>>>>>

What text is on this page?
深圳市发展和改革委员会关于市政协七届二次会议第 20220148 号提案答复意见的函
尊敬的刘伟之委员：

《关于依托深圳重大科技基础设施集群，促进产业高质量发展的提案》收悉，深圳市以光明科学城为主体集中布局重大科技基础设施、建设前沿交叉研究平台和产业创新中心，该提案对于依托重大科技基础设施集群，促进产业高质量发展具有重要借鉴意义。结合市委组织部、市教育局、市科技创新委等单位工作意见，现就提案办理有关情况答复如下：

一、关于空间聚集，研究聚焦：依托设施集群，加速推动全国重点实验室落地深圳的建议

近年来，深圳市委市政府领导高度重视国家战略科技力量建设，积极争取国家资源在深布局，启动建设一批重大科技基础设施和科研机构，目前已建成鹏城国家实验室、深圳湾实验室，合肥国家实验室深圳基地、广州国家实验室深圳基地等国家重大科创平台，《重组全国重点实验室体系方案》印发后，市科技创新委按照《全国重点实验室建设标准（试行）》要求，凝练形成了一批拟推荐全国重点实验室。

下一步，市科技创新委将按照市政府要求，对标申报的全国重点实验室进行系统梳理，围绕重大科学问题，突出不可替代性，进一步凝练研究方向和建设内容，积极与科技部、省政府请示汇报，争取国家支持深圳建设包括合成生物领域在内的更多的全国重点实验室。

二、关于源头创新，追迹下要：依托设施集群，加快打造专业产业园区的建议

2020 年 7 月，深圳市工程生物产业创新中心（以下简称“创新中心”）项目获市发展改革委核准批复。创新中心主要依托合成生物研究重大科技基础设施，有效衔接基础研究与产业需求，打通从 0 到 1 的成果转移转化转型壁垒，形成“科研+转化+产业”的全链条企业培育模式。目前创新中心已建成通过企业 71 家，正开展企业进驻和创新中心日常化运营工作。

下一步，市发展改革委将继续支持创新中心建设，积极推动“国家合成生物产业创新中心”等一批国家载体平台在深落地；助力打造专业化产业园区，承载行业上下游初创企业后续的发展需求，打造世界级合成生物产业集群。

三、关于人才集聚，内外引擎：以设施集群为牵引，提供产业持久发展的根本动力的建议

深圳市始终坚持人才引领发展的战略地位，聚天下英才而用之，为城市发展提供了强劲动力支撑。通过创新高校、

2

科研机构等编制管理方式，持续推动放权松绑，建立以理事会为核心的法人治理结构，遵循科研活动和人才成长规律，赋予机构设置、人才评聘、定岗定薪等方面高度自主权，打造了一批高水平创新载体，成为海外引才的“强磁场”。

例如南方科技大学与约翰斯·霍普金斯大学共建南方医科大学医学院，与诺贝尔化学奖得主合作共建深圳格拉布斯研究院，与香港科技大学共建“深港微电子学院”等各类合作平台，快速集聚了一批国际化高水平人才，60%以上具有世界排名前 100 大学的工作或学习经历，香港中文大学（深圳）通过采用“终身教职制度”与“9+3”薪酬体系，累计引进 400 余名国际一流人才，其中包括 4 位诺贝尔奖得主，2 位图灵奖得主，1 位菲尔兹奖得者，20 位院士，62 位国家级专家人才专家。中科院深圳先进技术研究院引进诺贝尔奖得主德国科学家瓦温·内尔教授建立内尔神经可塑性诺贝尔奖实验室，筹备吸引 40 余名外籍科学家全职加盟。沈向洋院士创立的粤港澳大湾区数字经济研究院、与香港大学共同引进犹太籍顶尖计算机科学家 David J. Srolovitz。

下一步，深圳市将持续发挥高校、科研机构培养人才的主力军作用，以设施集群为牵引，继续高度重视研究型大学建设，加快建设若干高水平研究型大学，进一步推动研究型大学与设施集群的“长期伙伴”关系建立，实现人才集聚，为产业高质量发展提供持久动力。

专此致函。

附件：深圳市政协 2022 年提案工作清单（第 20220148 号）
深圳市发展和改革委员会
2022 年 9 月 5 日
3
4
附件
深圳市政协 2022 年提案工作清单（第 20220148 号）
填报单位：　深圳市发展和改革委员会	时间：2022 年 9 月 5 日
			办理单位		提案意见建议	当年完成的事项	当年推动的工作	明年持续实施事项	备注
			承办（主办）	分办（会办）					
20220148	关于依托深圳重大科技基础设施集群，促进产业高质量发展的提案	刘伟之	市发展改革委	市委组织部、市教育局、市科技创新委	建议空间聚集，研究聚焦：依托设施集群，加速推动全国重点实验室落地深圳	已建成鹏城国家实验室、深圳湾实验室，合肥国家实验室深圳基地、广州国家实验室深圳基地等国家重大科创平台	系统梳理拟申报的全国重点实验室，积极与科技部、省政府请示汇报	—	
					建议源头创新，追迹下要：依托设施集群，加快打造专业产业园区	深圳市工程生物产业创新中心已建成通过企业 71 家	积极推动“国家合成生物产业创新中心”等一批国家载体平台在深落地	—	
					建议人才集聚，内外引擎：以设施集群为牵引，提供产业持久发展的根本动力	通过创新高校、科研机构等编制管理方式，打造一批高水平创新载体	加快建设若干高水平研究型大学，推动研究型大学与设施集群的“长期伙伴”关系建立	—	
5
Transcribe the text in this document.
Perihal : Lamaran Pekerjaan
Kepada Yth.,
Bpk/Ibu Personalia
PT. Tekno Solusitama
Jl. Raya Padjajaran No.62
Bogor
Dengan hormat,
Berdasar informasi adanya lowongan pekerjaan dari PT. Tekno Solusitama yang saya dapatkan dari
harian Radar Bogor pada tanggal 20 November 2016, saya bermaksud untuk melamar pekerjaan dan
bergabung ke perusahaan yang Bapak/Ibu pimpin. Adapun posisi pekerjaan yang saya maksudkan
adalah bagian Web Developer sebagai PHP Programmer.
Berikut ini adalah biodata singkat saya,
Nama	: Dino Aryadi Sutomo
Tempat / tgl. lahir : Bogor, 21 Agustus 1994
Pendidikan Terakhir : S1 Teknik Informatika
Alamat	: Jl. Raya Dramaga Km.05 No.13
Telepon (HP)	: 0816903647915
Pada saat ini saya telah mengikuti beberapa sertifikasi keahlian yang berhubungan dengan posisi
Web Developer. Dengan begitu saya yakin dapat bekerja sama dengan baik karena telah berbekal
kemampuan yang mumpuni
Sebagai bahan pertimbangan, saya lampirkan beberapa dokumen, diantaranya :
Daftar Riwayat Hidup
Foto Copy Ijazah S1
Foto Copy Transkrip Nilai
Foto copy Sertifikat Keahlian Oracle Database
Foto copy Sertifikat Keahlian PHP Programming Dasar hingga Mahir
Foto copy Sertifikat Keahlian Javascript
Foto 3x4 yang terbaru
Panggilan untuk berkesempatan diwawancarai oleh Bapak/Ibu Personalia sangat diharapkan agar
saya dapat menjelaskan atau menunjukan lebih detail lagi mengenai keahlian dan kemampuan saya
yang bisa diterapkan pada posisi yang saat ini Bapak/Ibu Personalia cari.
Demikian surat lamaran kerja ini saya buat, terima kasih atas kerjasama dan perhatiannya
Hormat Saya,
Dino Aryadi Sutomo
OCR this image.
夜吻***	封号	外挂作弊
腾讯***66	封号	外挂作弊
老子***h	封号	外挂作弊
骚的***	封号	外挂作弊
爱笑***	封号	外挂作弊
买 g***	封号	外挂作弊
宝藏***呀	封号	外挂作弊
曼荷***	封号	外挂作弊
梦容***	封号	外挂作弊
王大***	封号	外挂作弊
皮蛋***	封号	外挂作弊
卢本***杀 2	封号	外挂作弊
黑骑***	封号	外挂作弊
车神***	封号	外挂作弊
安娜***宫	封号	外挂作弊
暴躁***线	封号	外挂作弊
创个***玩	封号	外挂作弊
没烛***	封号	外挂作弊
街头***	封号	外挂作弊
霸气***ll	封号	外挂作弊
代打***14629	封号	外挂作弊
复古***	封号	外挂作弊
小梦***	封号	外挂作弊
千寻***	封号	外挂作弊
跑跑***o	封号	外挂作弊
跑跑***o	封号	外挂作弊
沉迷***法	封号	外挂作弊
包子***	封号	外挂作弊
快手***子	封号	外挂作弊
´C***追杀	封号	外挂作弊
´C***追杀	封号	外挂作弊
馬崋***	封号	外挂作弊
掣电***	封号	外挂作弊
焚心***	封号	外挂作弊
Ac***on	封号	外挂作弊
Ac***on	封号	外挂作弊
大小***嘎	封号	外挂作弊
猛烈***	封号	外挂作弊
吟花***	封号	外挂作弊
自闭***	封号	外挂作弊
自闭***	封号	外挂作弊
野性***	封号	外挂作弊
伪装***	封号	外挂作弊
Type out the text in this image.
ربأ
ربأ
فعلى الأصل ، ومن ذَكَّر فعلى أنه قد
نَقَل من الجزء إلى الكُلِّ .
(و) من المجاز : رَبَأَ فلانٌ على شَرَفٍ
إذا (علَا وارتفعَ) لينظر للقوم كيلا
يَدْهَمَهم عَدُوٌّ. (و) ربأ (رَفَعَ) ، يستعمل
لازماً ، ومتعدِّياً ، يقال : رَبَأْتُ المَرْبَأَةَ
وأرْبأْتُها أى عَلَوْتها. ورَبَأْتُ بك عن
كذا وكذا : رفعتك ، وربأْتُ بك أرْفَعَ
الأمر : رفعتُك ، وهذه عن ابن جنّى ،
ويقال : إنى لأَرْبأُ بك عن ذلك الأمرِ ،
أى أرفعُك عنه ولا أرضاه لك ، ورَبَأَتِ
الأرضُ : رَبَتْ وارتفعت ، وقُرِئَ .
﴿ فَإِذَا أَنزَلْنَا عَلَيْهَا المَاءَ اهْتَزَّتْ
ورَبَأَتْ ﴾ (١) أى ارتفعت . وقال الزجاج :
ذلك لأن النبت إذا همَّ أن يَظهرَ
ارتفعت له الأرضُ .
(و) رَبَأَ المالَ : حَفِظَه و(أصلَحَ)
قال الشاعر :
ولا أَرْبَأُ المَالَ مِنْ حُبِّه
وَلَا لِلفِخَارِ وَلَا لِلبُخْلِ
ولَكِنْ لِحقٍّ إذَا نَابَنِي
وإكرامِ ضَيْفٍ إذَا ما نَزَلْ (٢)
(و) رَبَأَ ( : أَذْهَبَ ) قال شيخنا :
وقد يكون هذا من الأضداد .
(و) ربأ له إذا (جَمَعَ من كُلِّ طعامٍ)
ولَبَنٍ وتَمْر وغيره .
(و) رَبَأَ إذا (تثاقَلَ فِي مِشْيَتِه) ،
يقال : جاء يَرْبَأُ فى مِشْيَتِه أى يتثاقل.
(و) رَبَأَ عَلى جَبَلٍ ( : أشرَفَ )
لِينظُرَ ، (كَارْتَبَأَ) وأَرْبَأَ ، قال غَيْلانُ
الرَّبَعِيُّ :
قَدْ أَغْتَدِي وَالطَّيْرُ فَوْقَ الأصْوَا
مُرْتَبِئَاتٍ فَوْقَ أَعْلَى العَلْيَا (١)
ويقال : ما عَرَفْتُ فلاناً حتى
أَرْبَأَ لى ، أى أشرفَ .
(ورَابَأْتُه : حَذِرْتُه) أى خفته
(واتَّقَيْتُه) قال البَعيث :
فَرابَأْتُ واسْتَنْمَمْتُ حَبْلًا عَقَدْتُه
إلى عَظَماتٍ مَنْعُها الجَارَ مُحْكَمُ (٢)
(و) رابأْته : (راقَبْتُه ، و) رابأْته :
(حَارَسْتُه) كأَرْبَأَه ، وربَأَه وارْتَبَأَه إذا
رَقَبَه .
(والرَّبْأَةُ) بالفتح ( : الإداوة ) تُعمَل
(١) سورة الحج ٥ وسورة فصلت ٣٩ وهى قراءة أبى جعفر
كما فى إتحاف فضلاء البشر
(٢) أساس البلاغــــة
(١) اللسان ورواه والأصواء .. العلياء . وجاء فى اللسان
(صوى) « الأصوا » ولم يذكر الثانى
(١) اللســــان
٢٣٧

<<<<<

▸ **TASK TO COMPLETE**:
In the entries above, how many lines hold the word "Aryadi"? State the number and nothing else.

▸ **THE RESPONSE**:
2